━━━ EXERCISE INPUT ━━━

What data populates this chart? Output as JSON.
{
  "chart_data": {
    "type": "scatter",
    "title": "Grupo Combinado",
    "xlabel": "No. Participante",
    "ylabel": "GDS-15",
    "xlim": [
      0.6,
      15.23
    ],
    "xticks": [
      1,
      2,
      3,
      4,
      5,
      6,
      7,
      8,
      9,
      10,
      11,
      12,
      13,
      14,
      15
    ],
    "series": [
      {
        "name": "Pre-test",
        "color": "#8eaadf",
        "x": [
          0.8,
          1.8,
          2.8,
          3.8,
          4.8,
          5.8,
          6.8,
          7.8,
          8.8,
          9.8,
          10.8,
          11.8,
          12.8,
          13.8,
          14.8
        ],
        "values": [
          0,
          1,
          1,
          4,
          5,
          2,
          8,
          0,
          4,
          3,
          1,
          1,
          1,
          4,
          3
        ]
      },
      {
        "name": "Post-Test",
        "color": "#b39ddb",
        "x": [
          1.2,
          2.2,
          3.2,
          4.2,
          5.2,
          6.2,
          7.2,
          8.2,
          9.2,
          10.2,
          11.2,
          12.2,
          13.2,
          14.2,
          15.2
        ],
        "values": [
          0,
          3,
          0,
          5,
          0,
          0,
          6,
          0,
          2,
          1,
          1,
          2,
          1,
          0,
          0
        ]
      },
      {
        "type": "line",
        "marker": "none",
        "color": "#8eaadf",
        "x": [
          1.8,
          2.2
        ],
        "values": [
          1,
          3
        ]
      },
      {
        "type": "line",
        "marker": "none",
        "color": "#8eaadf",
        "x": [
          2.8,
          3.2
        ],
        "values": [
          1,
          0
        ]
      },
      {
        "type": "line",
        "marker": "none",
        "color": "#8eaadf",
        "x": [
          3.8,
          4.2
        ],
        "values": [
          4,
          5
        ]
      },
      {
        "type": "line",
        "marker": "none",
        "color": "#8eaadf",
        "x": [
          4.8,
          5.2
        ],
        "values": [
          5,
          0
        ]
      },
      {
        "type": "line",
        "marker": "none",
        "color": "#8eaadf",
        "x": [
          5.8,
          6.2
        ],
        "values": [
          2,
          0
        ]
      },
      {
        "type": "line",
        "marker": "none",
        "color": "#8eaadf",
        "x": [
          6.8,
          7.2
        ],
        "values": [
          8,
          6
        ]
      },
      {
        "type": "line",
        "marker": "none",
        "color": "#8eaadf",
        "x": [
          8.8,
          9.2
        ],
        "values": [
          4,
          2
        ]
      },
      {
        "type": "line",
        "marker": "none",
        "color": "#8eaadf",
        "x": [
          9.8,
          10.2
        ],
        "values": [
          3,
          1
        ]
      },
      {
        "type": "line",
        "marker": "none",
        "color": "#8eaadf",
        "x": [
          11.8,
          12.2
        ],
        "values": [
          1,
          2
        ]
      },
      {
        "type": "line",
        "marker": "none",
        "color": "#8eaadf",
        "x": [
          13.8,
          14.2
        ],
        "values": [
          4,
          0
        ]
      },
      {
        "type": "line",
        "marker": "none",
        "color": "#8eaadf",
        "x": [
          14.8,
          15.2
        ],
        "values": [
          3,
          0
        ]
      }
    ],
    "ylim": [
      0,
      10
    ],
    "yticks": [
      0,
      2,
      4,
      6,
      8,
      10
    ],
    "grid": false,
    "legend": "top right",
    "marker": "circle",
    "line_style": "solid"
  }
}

━━━

### PROMPT
Each line in the material above must be retyped without alteration.

### REPLY
What data populates this chart? Output as JSON.
{
  "chart_data": {
    "type": "scatter",
    "title": "Grupo Combinado",
    "xlabel": "No. Participante",
    "ylabel": "GDS-15",
    "xlim": [
      0.6,
      15.23
    ],
    "xticks": [
      1,
      2,
      3,
      4,
      5,
      6,
      7,
      8,
      9,
      10,
      11,
      12,
      13,
      14,
      15
    ],
    "series": [
      {
        "name": "Pre-test",
        "color": "#8eaadf",
        "x": [
          0.8,
          1.8,
          2.8,
          3.8,
          4.8,
          5.8,
          6.8,
          7.8,
          8.8,
          9.8,
          10.8,
          11.8,
          12.8,
          13.8,
          14.8
        ],
        "values": [
          0,
          1,
          1,
          4,
          5,
          2,
          8,
          0,
          4,
          3,
          1,
          1,
          1,
          4,
          3
        ]
      },
      {
        "name": "Post-Test",
        "color": "#b39ddb",
        "x": [
          1.2,
          2.2,
          3.2,
          4.2,
          5.2,
          6.2,
          7.2,
          8.2,
          9.2,
          10.2,
          11.2,
          12.2,
          13.2,
          14.2,
          15.2
        ],
        "values": [
          0,
          3,
          0,
          5,
          0,
          0,
          6,
          0,
          2,
          1,
          1,
          2,
          1,
          0,
          0
        ]
      },
      {
        "type": "line",
        "marker": "none",
        "color": "#8eaadf",
        "x": [
          1.8,
          2.2
        ],
        "values": [
          1,
          3
        ]
      },
      {
        "type": "line",
        "marker": "none",
        "color": "#8eaadf",
        "x": [
          2.8,
          3.2
        ],
        "values": [
          1,
          0
        ]
      },
      {
        "type": "line",
        "marker": "none",
        "color": "#8eaadf",
        "x": [
          3.8,
          4.2
        ],
        "values": [
          4,
          5
        ]
      },
      {
        "type": "line",
        "marker": "none",
        "color": "#8eaadf",
        "x": [
          4.8,
          5.2
        ],
        "values": [
          5,
          0
        ]
      },
      {
        "type": "line",
        "marker": "none",
        "color": "#8eaadf",
        "x": [
          5.8,
          6.2
        ],
        "values": [
          2,
          0
        ]
      },
      {
        "type": "line",
        "marker": "none",
        "color": "#8eaadf",
        "x": [
          6.8,
          7.2
        ],
        "values": [
          8,
          6
        ]
      },
      {
        "type": "line",
        "marker": "none",
        "color": "#8eaadf",
        "x": [
          8.8,
          9.2
        ],
        "values": [
          4,
          2
        ]
      },
      {
        "type": "line",
        "marker": "none",
        "color": "#8eaadf",
        "x": [
          9.8,
          10.2
        ],
        "values": [
          3,
          1
        ]
      },
      {
        "type": "line",
        "marker": "none",
        "color": "#8eaadf",
        "x": [
          11.8,
          12.2
        ],
        "values": [
          1,
          2
        ]
      },
      {
        "type": "line",
        "marker": "none",
        "color": "#8eaadf",
        "x": [
          13.8,
          14.2
        ],
        "values": [
          4,
          0
        ]
      },
      {
        "type": "line",
        "marker": "none",
        "color": "#8eaadf",
        "x": [
          14.8,
          15.2
        ],
        "values": [
          3,
          0
        ]
      }
    ],
    "ylim": [
      0,
      10
    ],
    "yticks": [
      0,
      2,
      4,
      6,
      8,
      10
    ],
    "grid": false,
    "legend": "top right",
    "marker": "circle",
    "line_style": "solid"
  }
}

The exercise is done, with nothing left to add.